> _Problem to work on_
Rename "post-thumbnail" to "post-image" everywhere it occurs in the lines below, and reproduce the lines with nothing else changed.

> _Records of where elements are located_
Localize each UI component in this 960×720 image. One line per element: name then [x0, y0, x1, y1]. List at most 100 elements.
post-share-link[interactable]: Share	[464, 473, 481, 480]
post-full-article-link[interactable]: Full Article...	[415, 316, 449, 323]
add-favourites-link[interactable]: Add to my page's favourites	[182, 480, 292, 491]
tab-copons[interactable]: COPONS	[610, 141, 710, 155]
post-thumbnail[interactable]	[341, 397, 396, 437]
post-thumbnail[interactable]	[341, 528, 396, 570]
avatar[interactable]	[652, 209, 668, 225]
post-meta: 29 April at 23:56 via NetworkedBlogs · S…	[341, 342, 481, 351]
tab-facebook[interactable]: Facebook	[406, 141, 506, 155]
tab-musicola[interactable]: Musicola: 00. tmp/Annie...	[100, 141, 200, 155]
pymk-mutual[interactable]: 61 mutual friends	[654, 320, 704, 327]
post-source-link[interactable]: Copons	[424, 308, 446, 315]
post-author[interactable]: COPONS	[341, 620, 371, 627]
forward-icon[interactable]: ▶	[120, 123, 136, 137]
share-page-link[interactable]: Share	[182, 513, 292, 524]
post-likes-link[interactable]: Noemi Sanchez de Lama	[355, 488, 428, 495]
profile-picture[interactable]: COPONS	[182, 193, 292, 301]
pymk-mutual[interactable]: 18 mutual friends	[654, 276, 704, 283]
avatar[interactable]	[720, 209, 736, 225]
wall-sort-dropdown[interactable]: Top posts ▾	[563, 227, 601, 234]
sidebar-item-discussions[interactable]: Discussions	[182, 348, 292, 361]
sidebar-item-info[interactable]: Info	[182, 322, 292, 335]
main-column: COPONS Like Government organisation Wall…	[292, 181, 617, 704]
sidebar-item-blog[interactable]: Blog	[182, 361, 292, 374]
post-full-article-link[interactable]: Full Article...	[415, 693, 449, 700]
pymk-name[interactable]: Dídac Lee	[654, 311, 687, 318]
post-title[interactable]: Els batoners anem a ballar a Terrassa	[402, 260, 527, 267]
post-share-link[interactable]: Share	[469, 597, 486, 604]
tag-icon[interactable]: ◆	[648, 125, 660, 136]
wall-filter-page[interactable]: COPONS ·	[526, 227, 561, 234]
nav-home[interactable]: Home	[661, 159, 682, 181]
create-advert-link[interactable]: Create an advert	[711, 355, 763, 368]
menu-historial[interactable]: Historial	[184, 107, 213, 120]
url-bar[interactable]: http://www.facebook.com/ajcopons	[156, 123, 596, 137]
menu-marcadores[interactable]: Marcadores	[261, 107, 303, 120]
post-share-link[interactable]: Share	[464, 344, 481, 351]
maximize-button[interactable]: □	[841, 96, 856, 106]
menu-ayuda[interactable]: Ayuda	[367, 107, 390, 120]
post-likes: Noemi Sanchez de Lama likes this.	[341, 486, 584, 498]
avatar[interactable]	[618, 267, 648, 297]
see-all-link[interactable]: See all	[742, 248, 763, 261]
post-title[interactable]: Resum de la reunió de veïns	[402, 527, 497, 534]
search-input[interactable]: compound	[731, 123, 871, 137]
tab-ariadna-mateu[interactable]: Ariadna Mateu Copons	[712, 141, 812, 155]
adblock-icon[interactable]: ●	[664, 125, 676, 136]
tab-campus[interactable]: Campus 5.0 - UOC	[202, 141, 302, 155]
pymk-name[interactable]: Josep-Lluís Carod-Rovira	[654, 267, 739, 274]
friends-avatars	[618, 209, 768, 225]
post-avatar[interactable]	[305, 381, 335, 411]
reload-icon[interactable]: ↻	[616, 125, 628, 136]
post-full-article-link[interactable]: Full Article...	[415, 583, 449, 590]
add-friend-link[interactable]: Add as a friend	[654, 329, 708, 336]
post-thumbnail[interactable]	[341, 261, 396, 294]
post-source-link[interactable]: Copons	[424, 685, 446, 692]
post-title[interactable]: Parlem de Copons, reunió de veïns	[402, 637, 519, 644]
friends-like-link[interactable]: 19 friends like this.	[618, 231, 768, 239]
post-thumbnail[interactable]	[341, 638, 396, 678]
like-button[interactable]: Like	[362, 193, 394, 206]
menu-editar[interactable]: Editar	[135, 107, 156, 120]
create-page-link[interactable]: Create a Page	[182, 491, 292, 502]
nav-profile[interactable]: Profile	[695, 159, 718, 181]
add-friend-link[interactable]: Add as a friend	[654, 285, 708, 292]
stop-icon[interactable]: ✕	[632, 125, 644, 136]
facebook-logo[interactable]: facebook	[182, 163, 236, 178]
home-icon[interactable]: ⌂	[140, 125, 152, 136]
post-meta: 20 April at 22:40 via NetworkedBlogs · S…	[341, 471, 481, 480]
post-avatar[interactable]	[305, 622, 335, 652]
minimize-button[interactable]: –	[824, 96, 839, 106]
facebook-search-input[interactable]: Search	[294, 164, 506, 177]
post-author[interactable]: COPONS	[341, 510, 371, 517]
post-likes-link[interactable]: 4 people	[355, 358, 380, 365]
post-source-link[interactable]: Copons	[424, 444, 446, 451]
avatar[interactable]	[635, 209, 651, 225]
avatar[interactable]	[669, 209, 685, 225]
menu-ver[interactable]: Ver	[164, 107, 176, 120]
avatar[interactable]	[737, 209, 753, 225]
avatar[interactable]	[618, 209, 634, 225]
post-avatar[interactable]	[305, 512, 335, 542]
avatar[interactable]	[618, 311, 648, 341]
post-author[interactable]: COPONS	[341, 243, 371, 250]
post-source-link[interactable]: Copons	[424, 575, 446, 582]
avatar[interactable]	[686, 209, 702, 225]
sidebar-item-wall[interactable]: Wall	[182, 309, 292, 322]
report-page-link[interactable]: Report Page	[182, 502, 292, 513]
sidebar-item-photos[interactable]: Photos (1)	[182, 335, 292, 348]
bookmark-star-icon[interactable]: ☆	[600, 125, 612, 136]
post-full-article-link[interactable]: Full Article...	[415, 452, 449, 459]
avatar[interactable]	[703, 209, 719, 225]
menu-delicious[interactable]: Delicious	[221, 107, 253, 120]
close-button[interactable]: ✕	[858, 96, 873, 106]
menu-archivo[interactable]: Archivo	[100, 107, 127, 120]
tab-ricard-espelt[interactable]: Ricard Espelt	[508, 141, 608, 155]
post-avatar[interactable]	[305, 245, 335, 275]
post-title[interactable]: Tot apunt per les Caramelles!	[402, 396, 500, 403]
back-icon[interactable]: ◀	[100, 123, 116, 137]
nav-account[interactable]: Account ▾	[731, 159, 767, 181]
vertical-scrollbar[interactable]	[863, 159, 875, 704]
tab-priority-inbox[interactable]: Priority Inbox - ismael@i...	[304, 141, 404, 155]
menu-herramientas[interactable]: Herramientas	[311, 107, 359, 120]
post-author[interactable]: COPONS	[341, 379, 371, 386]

> _Solution for this problem_
Localize each UI component in this 960×720 image. One line per element: name then [x0, y0, x1, y1]. List at most 100 elements.
post-share-link[interactable]: Share	[464, 473, 481, 480]
post-full-article-link[interactable]: Full Article...	[415, 316, 449, 323]
add-favourites-link[interactable]: Add to my page's favourites	[182, 480, 292, 491]
tab-copons[interactable]: COPONS	[610, 141, 710, 155]
post-image[interactable]	[341, 397, 396, 437]
post-image[interactable]	[341, 528, 396, 570]
avatar[interactable]	[652, 209, 668, 225]
post-meta: 29 April at 23:56 via NetworkedBlogs · S…	[341, 342, 481, 351]
tab-facebook[interactable]: Facebook	[406, 141, 506, 155]
tab-musicola[interactable]: Musicola: 00. tmp/Annie...	[100, 141, 200, 155]
pymk-mutual[interactable]: 61 mutual friends	[654, 320, 704, 327]
post-source-link[interactable]: Copons	[424, 308, 446, 315]
post-author[interactable]: COPONS	[341, 620, 371, 627]
forward-icon[interactable]: ▶	[120, 123, 136, 137]
share-page-link[interactable]: Share	[182, 513, 292, 524]
post-likes-link[interactable]: Noemi Sanchez de Lama	[355, 488, 428, 495]
profile-picture[interactable]: COPONS	[182, 193, 292, 301]
pymk-mutual[interactable]: 18 mutual friends	[654, 276, 704, 283]
avatar[interactable]	[720, 209, 736, 225]
wall-sort-dropdown[interactable]: Top posts ▾	[563, 227, 601, 234]
sidebar-item-discussions[interactable]: Discussions	[182, 348, 292, 361]
sidebar-item-info[interactable]: Info	[182, 322, 292, 335]
main-column: COPONS Like Government organisation Wall…	[292, 181, 617, 704]
sidebar-item-blog[interactable]: Blog	[182, 361, 292, 374]
post-full-article-link[interactable]: Full Article...	[415, 693, 449, 700]
pymk-name[interactable]: Dídac Lee	[654, 311, 687, 318]
post-title[interactable]: Els batoners anem a ballar a Terrassa	[402, 260, 527, 267]
post-share-link[interactable]: Share	[469, 597, 486, 604]
tag-icon[interactable]: ◆	[648, 125, 660, 136]
wall-filter-page[interactable]: COPONS ·	[526, 227, 561, 234]
nav-home[interactable]: Home	[661, 159, 682, 181]
create-advert-link[interactable]: Create an advert	[711, 355, 763, 368]
menu-historial[interactable]: Historial	[184, 107, 213, 120]
url-bar[interactable]: http://www.facebook.com/ajcopons	[156, 123, 596, 137]
menu-marcadores[interactable]: Marcadores	[261, 107, 303, 120]
post-share-link[interactable]: Share	[464, 344, 481, 351]
maximize-button[interactable]: □	[841, 96, 856, 106]
menu-ayuda[interactable]: Ayuda	[367, 107, 390, 120]
post-likes: Noemi Sanchez de Lama likes this.	[341, 486, 584, 498]
avatar[interactable]	[618, 267, 648, 297]
see-all-link[interactable]: See all	[742, 248, 763, 261]
post-title[interactable]: Resum de la reunió de veïns	[402, 527, 497, 534]
search-input[interactable]: compound	[731, 123, 871, 137]
tab-ariadna-mateu[interactable]: Ariadna Mateu Copons	[712, 141, 812, 155]
adblock-icon[interactable]: ●	[664, 125, 676, 136]
tab-campus[interactable]: Campus 5.0 - UOC	[202, 141, 302, 155]
pymk-name[interactable]: Josep-Lluís Carod-Rovira	[654, 267, 739, 274]
friends-avatars	[618, 209, 768, 225]
post-avatar[interactable]	[305, 381, 335, 411]
reload-icon[interactable]: ↻	[616, 125, 628, 136]
post-full-article-link[interactable]: Full Article...	[415, 583, 449, 590]
add-friend-link[interactable]: Add as a friend	[654, 329, 708, 336]
post-image[interactable]	[341, 261, 396, 294]
post-source-link[interactable]: Copons	[424, 685, 446, 692]
post-title[interactable]: Parlem de Copons, reunió de veïns	[402, 637, 519, 644]
friends-like-link[interactable]: 19 friends like this.	[618, 231, 768, 239]
post-image[interactable]	[341, 638, 396, 678]
like-button[interactable]: Like	[362, 193, 394, 206]
menu-editar[interactable]: Editar	[135, 107, 156, 120]
create-page-link[interactable]: Create a Page	[182, 491, 292, 502]
nav-profile[interactable]: Profile	[695, 159, 718, 181]
add-friend-link[interactable]: Add as a friend	[654, 285, 708, 292]
stop-icon[interactable]: ✕	[632, 125, 644, 136]
facebook-logo[interactable]: facebook	[182, 163, 236, 178]
home-icon[interactable]: ⌂	[140, 125, 152, 136]
post-meta: 20 April at 22:40 via NetworkedBlogs · S…	[341, 471, 481, 480]
post-avatar[interactable]	[305, 622, 335, 652]
minimize-button[interactable]: –	[824, 96, 839, 106]
facebook-search-input[interactable]: Search	[294, 164, 506, 177]
post-author[interactable]: COPONS	[341, 510, 371, 517]
post-likes-link[interactable]: 4 people	[355, 358, 380, 365]
post-source-link[interactable]: Copons	[424, 444, 446, 451]
avatar[interactable]	[635, 209, 651, 225]
avatar[interactable]	[669, 209, 685, 225]
menu-ver[interactable]: Ver	[164, 107, 176, 120]
avatar[interactable]	[737, 209, 753, 225]
avatar[interactable]	[618, 209, 634, 225]
post-avatar[interactable]	[305, 512, 335, 542]
avatar[interactable]	[618, 311, 648, 341]
post-author[interactable]: COPONS	[341, 243, 371, 250]
post-source-link[interactable]: Copons	[424, 575, 446, 582]
avatar[interactable]	[686, 209, 702, 225]
sidebar-item-wall[interactable]: Wall	[182, 309, 292, 322]
report-page-link[interactable]: Report Page	[182, 502, 292, 513]
sidebar-item-photos[interactable]: Photos (1)	[182, 335, 292, 348]
bookmark-star-icon[interactable]: ☆	[600, 125, 612, 136]
post-full-article-link[interactable]: Full Article...	[415, 452, 449, 459]
avatar[interactable]	[703, 209, 719, 225]
menu-delicious[interactable]: Delicious	[221, 107, 253, 120]
close-button[interactable]: ✕	[858, 96, 873, 106]
menu-archivo[interactable]: Archivo	[100, 107, 127, 120]
tab-ricard-espelt[interactable]: Ricard Espelt	[508, 141, 608, 155]
post-avatar[interactable]	[305, 245, 335, 275]
post-title[interactable]: Tot apunt per les Caramelles!	[402, 396, 500, 403]
back-icon[interactable]: ◀	[100, 123, 116, 137]
nav-account[interactable]: Account ▾	[731, 159, 767, 181]
vertical-scrollbar[interactable]	[863, 159, 875, 704]
tab-priority-inbox[interactable]: Priority Inbox - ismael@i...	[304, 141, 404, 155]
menu-herramientas[interactable]: Herramientas	[311, 107, 359, 120]
post-author[interactable]: COPONS	[341, 379, 371, 386]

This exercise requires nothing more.